== To be done ==
Gather all lines in the data that hold the string "võivad".

== Some records ==
## BEGIN

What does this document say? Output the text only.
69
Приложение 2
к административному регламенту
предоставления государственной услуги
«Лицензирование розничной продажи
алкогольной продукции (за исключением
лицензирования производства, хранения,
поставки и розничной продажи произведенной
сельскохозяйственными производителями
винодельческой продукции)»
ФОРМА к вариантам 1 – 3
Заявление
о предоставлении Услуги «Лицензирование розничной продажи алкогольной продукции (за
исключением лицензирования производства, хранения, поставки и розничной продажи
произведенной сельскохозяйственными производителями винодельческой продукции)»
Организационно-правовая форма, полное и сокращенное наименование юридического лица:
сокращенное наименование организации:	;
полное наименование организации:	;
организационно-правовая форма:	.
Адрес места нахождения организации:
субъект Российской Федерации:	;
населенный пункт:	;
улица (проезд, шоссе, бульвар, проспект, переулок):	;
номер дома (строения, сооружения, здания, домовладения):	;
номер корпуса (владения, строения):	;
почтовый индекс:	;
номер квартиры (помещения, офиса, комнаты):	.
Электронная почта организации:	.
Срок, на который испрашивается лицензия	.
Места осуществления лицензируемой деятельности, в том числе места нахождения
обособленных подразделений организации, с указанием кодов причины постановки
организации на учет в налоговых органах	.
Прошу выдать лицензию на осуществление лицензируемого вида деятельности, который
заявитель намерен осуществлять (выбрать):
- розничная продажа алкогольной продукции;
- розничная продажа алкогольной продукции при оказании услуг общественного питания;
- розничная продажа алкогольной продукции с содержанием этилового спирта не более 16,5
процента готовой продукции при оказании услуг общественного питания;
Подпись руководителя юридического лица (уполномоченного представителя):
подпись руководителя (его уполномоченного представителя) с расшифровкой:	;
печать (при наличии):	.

## END
## BEGIN

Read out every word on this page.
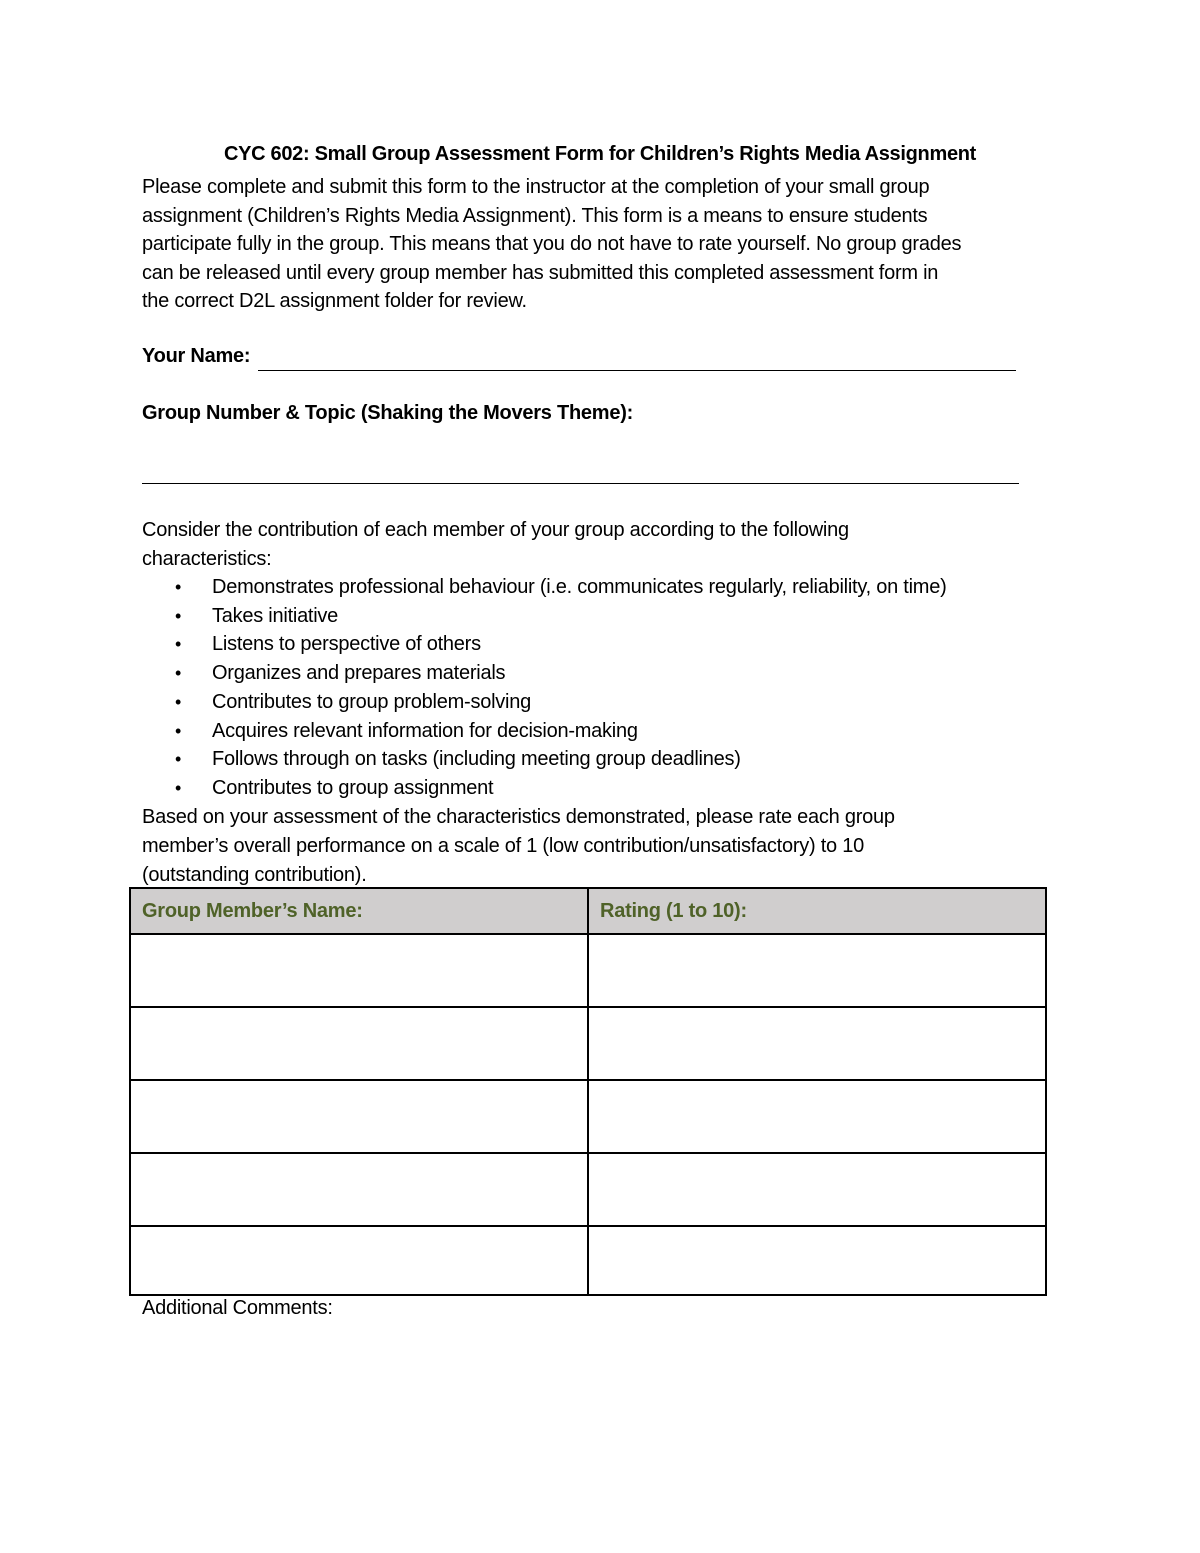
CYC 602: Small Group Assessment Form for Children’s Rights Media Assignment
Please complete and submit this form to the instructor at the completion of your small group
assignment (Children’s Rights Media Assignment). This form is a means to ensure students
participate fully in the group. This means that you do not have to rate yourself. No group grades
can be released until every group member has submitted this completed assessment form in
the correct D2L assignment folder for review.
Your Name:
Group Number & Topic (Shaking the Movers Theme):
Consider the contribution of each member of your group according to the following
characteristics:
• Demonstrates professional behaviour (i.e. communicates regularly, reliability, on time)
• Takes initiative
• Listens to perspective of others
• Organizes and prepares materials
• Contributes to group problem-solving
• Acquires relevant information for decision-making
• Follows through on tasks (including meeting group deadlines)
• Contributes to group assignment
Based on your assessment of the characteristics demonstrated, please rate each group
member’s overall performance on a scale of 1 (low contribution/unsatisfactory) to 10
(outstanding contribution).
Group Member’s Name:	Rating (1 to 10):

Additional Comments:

## END
## BEGIN

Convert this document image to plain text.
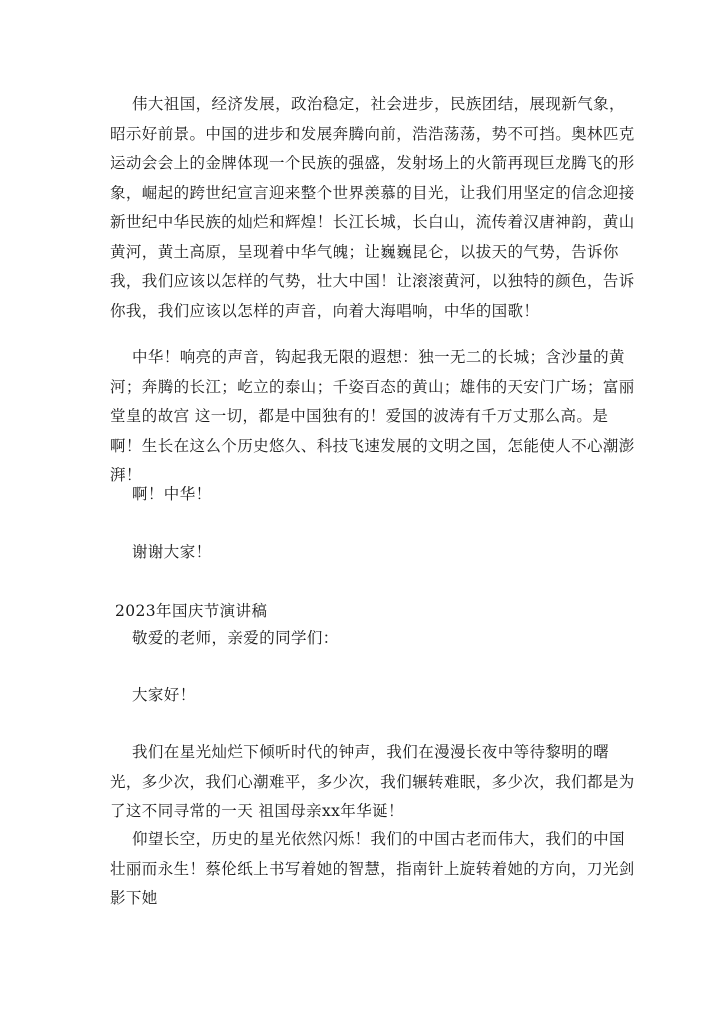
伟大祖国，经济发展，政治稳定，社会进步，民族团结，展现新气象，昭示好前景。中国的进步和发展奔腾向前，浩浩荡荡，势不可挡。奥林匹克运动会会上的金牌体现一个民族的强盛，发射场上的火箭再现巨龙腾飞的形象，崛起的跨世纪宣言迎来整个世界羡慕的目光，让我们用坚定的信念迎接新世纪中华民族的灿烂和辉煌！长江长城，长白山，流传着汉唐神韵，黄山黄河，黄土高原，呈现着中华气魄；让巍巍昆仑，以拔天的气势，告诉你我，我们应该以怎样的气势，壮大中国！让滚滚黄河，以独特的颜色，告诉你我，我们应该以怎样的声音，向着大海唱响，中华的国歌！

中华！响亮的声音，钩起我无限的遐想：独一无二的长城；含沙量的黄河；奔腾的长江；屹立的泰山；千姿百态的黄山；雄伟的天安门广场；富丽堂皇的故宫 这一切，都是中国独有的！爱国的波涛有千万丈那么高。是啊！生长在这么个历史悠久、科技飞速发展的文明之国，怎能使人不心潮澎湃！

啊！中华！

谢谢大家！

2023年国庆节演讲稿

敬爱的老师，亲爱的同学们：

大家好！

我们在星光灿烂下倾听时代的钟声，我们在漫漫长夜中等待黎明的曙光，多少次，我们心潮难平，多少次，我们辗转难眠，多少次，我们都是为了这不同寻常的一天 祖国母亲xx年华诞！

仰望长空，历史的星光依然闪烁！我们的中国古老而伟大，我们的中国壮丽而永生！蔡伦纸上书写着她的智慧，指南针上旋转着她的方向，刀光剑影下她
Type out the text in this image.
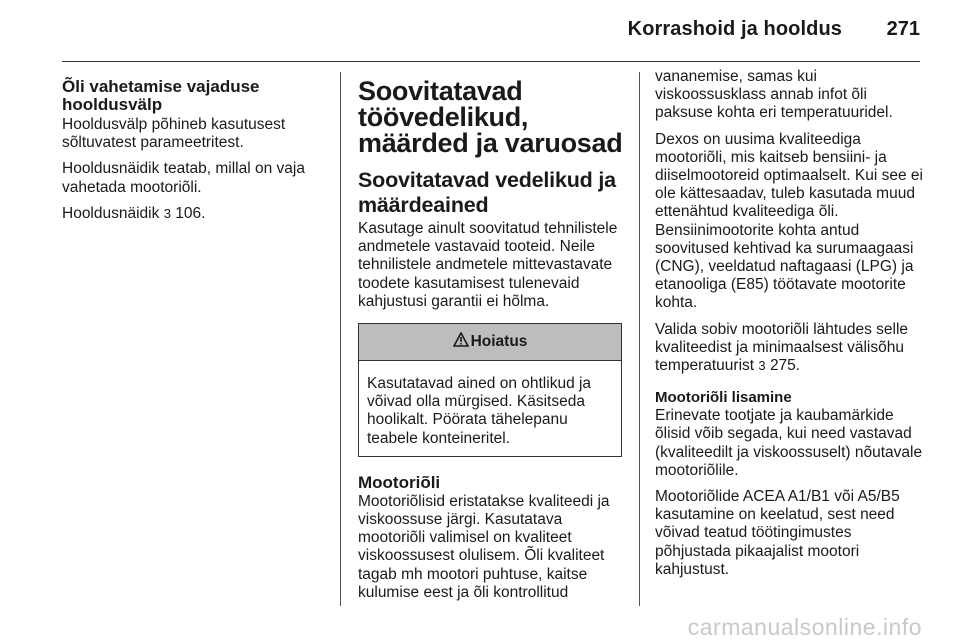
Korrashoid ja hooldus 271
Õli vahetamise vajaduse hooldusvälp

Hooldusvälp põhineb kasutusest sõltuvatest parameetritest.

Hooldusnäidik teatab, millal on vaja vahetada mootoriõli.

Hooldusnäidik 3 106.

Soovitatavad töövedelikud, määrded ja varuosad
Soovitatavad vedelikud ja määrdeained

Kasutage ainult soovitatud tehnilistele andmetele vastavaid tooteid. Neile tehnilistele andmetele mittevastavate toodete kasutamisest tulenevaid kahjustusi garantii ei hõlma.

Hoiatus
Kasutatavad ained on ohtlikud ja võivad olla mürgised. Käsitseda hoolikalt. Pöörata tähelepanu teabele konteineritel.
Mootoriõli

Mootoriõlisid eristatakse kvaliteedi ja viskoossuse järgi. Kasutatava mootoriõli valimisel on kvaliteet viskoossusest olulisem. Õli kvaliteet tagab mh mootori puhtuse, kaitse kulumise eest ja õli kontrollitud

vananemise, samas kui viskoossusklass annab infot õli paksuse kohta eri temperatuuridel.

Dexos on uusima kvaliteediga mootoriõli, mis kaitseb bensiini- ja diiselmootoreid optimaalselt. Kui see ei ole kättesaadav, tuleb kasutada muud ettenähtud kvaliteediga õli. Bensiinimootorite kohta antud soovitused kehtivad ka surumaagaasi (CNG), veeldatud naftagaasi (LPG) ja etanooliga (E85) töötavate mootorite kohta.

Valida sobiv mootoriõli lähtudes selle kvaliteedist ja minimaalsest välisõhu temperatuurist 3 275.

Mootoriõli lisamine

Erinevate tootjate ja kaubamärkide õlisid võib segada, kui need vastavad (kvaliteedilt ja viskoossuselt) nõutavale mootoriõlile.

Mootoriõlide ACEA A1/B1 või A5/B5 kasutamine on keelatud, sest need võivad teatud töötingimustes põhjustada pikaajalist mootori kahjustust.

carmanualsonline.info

## END

== Correct output ==
Kasutatavad ained on ohtlikud ja võivad olla mürgised. Käsitseda hoolikalt. Pöörata tähelepanu teabele konteineritel.
Mootoriõlide ACEA A1/B1 või A5/B5 kasutamine on keelatud, sest need võivad teatud töötingimustes põhjustada pikaajalist mootori kahjustust.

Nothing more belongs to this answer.